(Extracted data entries)
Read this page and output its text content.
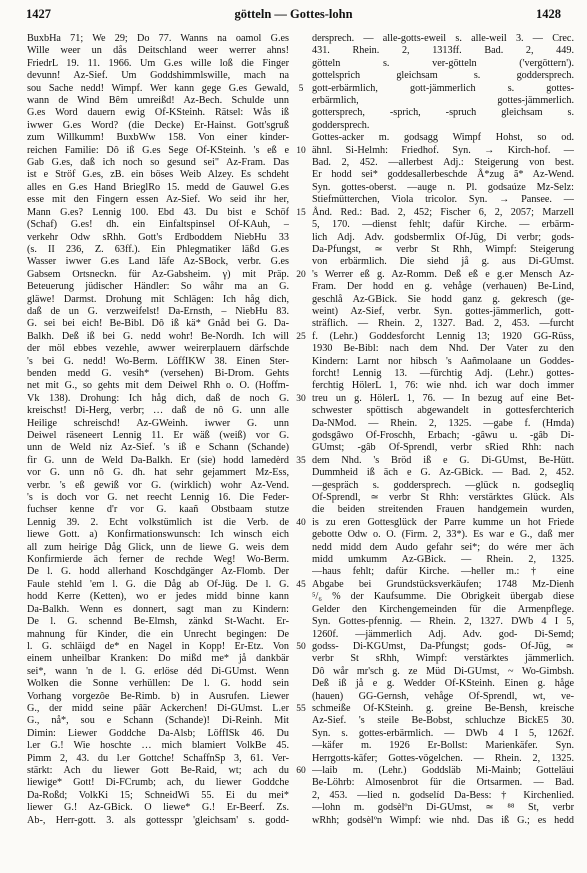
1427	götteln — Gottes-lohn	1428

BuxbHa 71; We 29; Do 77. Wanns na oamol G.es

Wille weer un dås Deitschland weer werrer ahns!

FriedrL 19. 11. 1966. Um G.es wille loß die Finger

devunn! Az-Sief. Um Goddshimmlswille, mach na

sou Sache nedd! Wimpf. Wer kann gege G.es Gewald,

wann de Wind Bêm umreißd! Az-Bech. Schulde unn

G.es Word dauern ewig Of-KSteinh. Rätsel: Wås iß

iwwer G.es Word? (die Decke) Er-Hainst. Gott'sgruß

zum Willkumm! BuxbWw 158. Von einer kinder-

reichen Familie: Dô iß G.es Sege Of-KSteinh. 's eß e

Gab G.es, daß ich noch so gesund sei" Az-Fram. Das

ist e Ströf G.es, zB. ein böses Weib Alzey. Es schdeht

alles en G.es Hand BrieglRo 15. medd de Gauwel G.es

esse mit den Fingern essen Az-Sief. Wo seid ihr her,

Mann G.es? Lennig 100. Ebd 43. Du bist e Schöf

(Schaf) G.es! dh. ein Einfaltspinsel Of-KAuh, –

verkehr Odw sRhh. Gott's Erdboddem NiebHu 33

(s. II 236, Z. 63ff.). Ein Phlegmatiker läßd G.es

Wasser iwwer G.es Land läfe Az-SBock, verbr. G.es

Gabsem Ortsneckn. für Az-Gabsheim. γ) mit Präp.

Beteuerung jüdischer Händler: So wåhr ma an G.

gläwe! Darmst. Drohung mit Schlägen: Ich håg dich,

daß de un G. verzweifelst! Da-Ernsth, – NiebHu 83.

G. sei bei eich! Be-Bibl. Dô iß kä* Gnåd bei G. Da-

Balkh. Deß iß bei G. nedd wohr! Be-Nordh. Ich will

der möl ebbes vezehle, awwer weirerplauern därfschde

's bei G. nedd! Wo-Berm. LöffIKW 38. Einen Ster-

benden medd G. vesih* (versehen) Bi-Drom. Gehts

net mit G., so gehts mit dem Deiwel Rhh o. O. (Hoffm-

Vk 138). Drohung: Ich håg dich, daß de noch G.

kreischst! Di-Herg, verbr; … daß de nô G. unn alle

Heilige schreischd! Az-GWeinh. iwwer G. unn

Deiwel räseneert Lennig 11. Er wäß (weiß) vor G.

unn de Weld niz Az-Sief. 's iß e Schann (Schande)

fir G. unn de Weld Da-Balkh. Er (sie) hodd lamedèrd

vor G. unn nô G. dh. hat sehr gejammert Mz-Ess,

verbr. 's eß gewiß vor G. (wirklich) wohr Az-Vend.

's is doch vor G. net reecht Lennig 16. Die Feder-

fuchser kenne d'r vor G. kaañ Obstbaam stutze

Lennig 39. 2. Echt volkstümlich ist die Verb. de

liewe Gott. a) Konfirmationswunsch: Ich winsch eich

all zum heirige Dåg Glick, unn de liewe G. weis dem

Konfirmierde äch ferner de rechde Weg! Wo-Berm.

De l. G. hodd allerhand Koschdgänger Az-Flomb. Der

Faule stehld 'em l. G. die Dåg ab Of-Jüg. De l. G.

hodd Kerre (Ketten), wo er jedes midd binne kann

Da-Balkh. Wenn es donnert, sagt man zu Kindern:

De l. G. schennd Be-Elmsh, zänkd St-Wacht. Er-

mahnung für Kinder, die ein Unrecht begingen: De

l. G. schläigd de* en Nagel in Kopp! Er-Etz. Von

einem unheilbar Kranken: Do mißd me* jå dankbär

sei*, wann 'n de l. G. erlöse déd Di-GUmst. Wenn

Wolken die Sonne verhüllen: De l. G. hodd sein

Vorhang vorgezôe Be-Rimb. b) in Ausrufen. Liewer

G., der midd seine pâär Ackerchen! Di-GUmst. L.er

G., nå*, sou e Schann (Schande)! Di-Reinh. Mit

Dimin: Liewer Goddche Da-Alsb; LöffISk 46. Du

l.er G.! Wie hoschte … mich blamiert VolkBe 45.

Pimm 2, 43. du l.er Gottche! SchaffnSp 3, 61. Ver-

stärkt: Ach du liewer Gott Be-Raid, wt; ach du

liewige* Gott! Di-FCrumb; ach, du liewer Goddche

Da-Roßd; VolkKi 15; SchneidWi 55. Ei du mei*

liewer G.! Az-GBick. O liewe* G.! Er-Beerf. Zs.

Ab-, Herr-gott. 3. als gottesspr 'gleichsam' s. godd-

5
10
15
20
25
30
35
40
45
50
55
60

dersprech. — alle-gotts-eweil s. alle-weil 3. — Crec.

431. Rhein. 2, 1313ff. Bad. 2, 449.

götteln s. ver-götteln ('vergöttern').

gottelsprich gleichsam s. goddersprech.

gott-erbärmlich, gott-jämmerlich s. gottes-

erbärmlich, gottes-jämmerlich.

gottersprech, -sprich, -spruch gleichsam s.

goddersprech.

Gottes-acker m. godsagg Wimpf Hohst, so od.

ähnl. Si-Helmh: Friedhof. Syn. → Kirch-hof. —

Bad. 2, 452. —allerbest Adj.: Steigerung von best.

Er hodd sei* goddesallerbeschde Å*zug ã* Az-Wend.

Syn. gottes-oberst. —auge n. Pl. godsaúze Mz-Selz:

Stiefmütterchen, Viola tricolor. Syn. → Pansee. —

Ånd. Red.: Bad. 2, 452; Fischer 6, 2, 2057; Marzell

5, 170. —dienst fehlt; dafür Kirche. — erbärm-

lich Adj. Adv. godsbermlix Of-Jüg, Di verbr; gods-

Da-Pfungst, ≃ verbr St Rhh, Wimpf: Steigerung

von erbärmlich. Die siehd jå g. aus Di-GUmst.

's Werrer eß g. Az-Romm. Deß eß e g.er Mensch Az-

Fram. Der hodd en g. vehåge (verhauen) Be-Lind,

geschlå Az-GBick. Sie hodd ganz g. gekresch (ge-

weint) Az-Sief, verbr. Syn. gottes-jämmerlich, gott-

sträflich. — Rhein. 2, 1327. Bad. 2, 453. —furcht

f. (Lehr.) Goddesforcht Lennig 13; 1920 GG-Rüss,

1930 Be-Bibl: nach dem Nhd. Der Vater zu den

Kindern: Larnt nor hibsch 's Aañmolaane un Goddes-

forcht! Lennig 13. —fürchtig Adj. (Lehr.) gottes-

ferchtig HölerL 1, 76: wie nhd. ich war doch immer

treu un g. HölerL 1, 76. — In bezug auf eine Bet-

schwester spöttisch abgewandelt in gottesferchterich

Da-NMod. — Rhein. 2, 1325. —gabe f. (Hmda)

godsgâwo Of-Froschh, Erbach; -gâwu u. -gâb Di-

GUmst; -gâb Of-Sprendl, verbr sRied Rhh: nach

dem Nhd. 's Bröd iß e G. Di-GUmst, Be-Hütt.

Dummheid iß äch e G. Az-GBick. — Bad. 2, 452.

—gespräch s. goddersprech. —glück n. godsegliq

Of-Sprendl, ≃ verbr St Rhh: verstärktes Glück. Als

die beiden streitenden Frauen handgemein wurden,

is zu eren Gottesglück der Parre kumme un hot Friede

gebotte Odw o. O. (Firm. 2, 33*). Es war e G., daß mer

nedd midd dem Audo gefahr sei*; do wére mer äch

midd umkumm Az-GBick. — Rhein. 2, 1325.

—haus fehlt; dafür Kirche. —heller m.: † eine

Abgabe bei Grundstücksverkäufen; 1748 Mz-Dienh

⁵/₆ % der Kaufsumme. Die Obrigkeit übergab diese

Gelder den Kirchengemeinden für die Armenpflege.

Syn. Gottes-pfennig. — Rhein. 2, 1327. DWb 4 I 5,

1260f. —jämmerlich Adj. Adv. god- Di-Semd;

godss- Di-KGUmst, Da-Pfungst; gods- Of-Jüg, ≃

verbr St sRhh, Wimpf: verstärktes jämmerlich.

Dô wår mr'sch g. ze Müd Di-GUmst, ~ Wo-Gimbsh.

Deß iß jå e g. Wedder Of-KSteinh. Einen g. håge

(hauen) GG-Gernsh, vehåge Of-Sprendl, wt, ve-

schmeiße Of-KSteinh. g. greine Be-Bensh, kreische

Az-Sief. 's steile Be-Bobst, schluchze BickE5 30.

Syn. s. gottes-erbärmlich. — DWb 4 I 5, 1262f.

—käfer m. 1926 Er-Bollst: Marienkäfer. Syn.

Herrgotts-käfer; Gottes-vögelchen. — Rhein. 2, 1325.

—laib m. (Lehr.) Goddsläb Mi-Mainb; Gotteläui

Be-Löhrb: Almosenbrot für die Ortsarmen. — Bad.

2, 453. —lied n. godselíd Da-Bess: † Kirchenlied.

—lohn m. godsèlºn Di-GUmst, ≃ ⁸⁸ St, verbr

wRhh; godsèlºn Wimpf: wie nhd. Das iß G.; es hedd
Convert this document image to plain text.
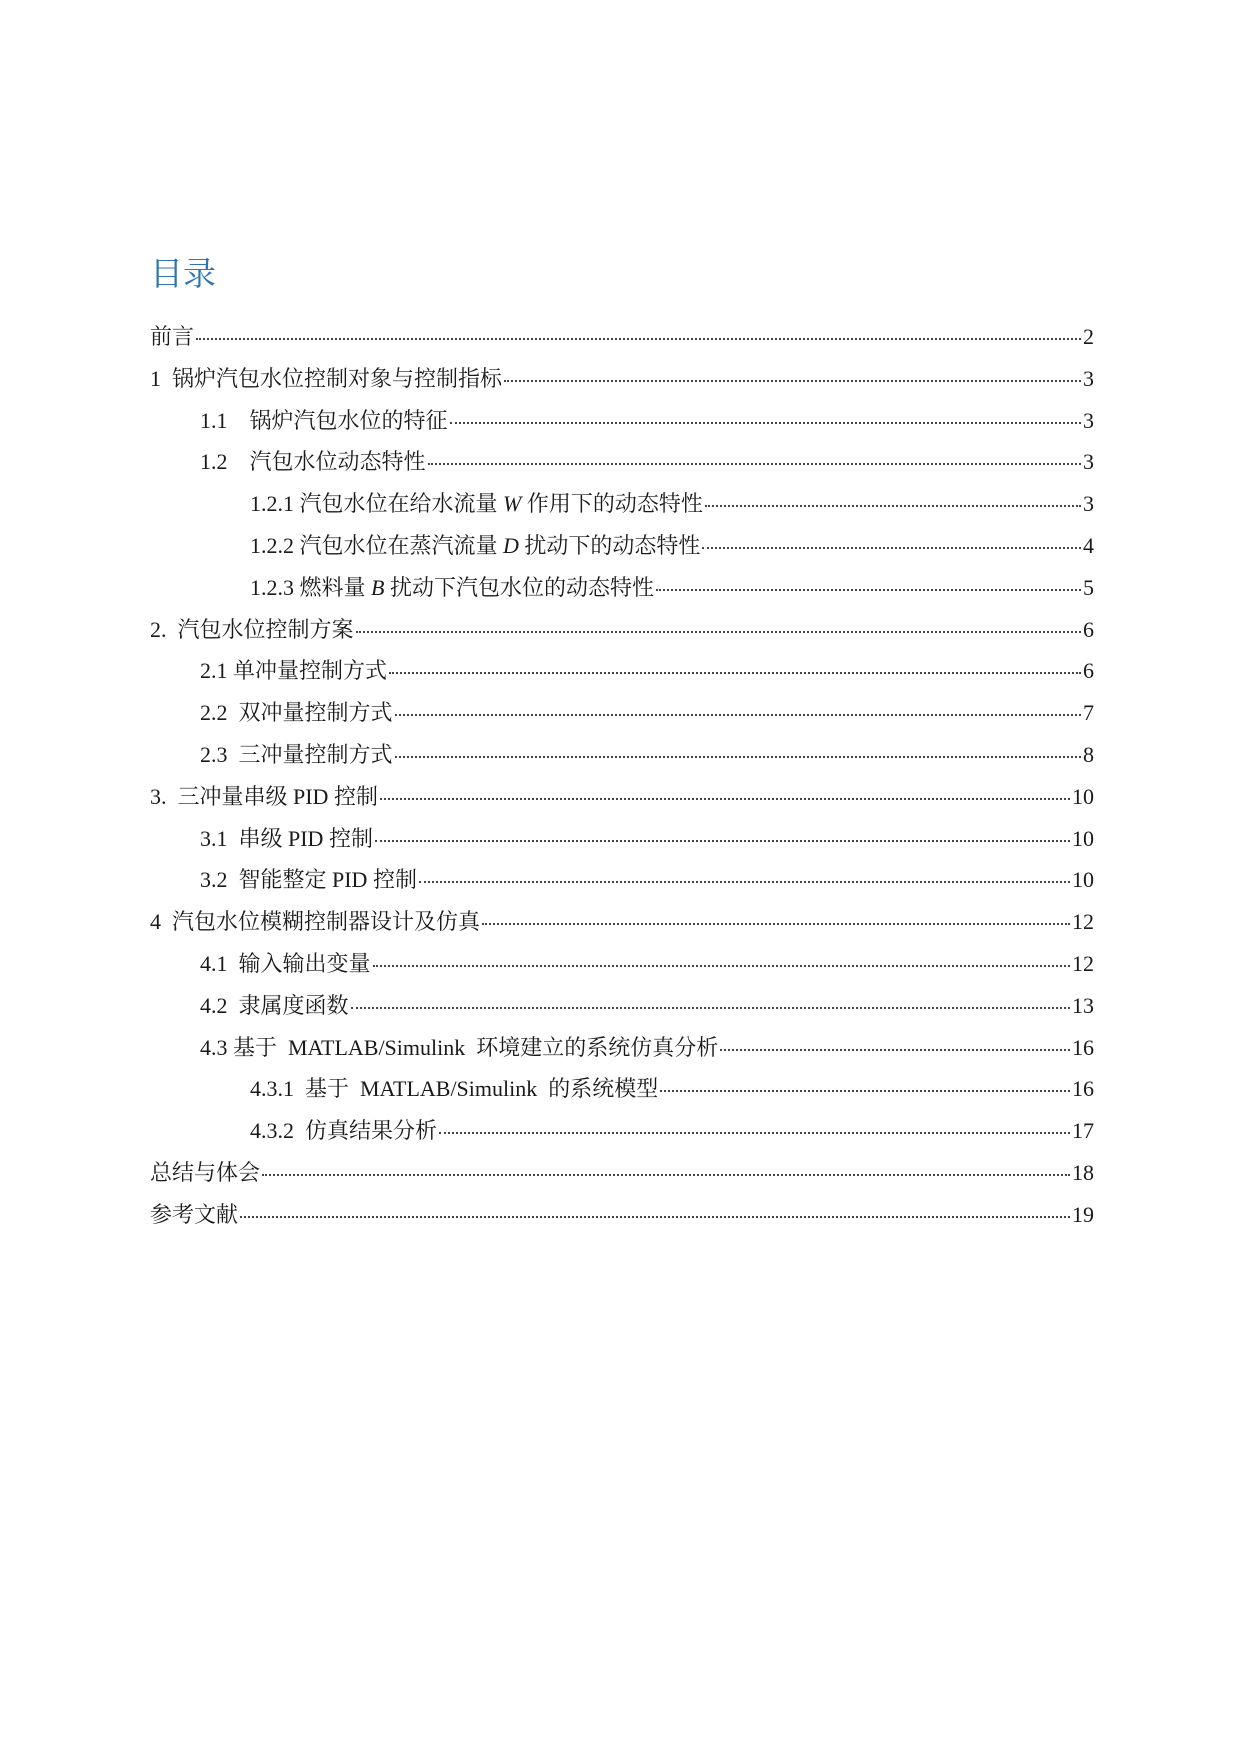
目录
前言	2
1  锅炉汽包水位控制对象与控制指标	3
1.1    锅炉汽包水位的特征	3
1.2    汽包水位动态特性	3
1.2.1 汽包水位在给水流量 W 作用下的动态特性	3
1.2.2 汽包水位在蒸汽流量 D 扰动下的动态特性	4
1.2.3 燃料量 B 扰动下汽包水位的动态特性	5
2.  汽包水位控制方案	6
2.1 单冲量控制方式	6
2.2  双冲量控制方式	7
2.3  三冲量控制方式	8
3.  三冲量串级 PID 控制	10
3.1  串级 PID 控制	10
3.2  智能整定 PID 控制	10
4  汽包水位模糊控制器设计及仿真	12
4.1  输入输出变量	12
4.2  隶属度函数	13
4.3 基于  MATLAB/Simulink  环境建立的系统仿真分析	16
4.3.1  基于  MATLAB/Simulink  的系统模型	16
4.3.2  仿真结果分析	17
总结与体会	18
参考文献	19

TO BE DONE: Everything from the line containing "Convert this document image to plain text." through the last line of the entries must be repeated verbatim, except pictures.

ANSWER TO THIS EXERCISE:
Convert this document image to plain text.
目录
前言	2
1  锅炉汽包水位控制对象与控制指标	3
1.1    锅炉汽包水位的特征	3
1.2    汽包水位动态特性	3
1.2.1 汽包水位在给水流量 W 作用下的动态特性	3
1.2.2 汽包水位在蒸汽流量 D 扰动下的动态特性	4
1.2.3 燃料量 B 扰动下汽包水位的动态特性	5
2.  汽包水位控制方案	6
2.1 单冲量控制方式	6
2.2  双冲量控制方式	7
2.3  三冲量控制方式	8
3.  三冲量串级 PID 控制	10
3.1  串级 PID 控制	10
3.2  智能整定 PID 控制	10
4  汽包水位模糊控制器设计及仿真	12
4.1  输入输出变量	12
4.2  隶属度函数	13
4.3 基于  MATLAB/Simulink  环境建立的系统仿真分析	16
4.3.1  基于  MATLAB/Simulink  的系统模型	16
4.3.2  仿真结果分析	17
总结与体会	18
参考文献	19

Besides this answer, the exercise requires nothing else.